• RECORDS SHOWN:
***
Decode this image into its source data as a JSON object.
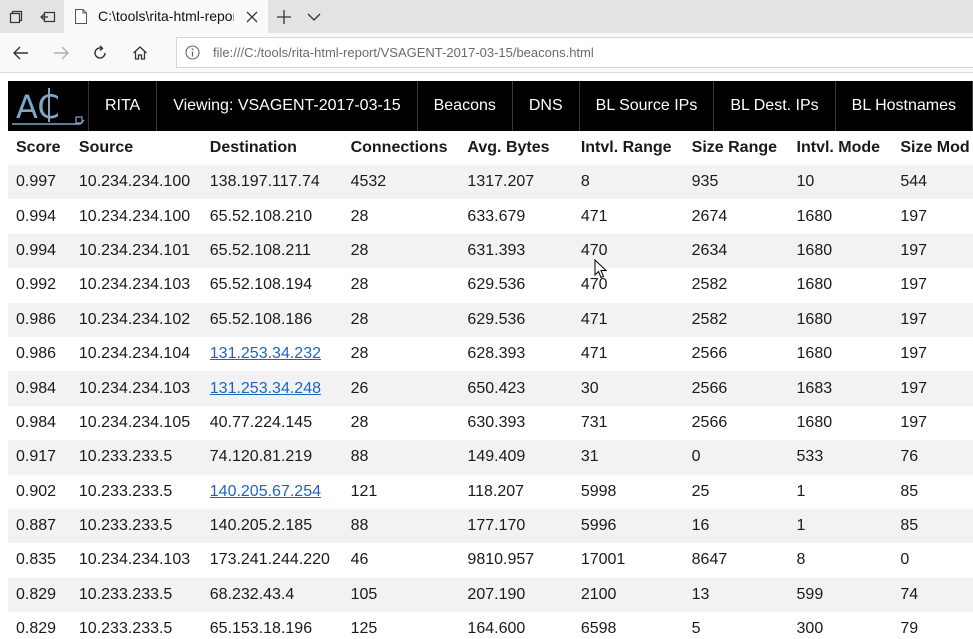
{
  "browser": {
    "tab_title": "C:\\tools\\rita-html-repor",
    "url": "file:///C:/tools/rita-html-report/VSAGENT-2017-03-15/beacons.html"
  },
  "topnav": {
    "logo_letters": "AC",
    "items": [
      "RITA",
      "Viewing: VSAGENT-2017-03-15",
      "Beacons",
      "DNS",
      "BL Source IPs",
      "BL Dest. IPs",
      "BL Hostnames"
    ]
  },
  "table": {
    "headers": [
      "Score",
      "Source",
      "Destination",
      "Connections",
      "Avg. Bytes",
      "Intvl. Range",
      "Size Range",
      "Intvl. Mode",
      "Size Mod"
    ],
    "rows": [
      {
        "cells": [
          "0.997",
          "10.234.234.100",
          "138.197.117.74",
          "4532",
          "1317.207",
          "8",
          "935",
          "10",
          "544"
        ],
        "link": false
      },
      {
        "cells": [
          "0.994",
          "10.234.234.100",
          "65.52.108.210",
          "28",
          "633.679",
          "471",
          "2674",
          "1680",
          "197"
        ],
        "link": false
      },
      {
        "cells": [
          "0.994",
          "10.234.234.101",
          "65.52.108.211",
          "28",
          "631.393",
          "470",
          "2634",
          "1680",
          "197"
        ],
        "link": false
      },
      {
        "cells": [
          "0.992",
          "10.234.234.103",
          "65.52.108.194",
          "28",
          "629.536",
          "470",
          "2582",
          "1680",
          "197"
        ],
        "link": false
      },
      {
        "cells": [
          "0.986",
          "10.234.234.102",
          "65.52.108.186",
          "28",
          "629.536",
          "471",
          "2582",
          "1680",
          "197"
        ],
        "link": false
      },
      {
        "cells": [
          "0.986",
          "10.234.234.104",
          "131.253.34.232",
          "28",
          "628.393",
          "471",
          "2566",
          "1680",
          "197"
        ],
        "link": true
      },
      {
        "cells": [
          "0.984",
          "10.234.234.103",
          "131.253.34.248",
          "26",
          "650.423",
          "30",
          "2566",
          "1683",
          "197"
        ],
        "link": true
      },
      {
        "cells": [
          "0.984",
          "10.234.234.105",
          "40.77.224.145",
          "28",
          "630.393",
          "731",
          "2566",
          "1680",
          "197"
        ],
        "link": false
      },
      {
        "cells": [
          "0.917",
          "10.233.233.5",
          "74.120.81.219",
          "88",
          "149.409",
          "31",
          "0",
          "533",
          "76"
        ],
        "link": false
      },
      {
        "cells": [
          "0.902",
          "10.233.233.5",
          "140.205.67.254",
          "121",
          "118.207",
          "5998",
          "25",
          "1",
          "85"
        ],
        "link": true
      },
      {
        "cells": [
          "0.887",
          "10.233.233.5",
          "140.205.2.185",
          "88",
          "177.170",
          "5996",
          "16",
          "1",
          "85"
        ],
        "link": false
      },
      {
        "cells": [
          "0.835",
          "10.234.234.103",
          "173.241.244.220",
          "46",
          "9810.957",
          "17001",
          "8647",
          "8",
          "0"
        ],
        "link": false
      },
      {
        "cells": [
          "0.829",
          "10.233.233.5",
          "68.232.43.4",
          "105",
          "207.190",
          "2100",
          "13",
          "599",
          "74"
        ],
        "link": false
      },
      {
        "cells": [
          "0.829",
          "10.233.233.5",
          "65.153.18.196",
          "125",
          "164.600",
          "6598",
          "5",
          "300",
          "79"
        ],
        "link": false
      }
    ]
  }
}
***
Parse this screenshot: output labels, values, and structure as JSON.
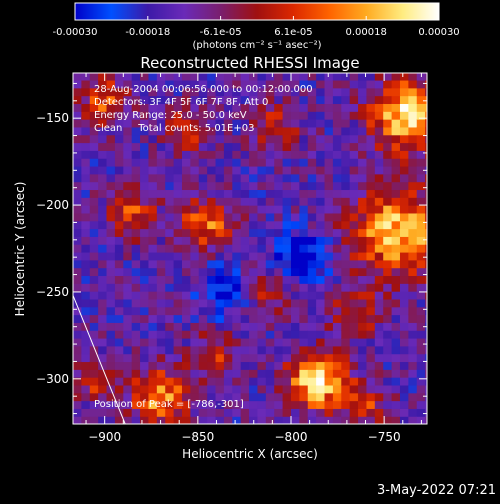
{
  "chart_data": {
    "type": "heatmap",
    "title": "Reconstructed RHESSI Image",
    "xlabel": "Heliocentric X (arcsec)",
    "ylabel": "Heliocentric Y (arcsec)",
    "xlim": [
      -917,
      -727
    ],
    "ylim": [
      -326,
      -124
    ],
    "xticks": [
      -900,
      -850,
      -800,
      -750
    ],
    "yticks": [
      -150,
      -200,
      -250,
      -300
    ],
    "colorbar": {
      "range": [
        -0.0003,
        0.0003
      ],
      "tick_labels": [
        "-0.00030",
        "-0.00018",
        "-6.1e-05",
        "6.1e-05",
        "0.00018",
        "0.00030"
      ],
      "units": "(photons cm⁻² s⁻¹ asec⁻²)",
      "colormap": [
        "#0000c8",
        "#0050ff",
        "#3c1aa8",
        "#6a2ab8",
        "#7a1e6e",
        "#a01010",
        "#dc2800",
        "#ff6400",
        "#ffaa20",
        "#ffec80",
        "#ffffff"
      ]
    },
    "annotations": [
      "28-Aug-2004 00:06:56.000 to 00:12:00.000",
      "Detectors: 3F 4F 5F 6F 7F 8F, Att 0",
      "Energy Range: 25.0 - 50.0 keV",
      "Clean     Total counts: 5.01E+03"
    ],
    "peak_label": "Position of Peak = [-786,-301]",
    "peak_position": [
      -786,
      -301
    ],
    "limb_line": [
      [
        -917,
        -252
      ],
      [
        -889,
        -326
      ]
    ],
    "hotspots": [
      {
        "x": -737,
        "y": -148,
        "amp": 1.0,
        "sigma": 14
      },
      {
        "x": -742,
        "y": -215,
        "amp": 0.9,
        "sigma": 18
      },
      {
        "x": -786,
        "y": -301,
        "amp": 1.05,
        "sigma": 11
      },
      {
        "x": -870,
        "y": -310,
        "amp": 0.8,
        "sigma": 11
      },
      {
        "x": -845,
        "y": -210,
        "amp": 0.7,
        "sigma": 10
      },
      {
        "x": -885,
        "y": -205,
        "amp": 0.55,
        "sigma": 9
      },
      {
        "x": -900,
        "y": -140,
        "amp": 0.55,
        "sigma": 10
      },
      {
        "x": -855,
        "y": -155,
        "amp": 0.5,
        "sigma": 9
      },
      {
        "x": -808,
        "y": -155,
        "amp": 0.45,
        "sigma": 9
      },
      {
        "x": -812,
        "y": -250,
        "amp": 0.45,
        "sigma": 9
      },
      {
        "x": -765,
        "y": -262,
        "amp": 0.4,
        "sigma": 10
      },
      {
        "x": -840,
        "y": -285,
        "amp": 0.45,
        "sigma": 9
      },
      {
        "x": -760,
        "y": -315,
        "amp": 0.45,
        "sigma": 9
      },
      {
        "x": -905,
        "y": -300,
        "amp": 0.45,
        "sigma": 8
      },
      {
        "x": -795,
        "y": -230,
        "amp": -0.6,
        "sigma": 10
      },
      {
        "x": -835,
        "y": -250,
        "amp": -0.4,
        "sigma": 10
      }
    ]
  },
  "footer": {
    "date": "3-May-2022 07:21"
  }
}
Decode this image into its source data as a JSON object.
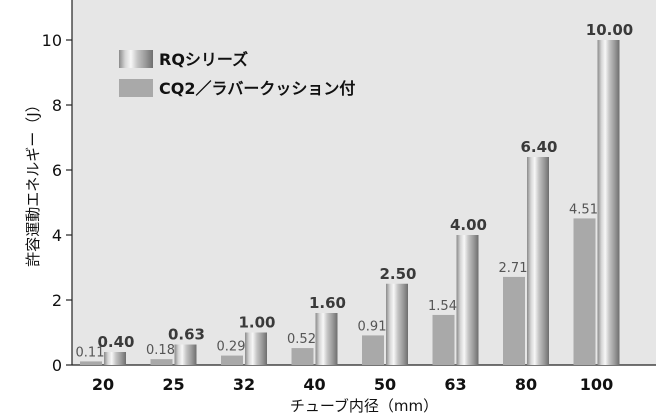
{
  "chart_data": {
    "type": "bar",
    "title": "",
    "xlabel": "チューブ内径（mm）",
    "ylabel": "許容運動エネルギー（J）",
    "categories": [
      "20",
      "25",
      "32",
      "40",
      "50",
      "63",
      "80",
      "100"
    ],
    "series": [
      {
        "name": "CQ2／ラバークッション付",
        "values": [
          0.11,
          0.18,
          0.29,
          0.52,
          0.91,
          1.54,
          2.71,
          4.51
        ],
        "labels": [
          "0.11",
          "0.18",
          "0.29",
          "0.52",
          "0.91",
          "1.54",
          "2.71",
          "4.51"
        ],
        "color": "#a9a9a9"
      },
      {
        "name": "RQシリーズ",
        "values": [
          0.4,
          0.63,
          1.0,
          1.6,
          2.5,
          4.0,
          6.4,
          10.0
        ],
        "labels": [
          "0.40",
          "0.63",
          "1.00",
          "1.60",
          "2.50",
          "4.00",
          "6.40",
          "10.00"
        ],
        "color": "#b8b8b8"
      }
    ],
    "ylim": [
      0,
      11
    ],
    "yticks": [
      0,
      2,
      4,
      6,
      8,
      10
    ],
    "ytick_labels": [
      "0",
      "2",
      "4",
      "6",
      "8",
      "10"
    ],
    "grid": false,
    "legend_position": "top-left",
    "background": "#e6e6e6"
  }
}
***
• EXERCISE:
Find how many lines in the records contain the string "arcsec", then give the number alone.

• TASK RESPONSE:
2